== Problem to work on ==
How many lines of these entries include the string "name"? State the number alone.

== Exercise material ==

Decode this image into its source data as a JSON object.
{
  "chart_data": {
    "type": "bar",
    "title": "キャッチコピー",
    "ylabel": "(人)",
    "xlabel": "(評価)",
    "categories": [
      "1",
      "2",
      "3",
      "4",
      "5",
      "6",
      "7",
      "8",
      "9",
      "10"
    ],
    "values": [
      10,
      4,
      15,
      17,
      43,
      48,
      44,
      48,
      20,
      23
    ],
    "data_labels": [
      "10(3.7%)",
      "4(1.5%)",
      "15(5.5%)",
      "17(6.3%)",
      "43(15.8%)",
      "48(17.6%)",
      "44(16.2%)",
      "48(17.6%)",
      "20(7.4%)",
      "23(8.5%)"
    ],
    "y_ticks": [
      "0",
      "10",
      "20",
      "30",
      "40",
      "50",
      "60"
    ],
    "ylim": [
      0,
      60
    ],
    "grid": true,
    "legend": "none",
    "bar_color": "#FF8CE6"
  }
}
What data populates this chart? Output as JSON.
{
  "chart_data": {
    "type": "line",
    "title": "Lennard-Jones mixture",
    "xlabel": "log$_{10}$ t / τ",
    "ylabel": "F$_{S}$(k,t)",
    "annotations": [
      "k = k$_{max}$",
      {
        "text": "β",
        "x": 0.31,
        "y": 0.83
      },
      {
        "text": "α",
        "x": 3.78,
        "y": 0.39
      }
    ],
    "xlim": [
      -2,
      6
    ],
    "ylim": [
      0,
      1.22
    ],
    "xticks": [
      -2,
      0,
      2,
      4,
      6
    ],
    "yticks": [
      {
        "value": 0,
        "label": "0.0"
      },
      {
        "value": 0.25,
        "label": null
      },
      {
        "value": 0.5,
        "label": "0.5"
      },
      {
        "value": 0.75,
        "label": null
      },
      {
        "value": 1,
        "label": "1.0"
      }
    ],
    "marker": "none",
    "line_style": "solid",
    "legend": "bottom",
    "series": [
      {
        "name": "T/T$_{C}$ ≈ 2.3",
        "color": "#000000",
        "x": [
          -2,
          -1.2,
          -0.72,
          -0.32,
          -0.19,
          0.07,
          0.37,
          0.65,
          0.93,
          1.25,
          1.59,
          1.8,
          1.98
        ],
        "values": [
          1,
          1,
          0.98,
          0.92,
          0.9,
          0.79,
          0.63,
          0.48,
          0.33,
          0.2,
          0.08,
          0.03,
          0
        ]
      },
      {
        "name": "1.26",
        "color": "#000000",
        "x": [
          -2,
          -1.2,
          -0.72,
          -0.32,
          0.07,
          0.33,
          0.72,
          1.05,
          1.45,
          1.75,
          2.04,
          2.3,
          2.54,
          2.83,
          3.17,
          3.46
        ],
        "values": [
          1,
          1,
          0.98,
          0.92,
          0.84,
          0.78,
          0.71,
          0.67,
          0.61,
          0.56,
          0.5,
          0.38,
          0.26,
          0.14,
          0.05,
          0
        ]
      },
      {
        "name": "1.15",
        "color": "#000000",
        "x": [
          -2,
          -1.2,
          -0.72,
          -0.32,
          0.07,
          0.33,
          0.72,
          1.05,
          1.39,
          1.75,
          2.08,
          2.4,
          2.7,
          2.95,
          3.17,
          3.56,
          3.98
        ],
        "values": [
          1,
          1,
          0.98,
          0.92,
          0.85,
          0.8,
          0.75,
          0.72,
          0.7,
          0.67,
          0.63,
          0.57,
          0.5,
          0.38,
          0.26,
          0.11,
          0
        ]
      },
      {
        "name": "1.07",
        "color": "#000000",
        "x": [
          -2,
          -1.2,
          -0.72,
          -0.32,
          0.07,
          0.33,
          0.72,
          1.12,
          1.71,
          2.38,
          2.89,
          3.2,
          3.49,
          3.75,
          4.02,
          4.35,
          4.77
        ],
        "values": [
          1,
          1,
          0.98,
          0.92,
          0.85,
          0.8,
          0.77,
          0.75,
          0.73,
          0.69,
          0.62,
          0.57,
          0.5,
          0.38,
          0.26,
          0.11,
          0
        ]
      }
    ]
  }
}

== Response to the exercise ==
4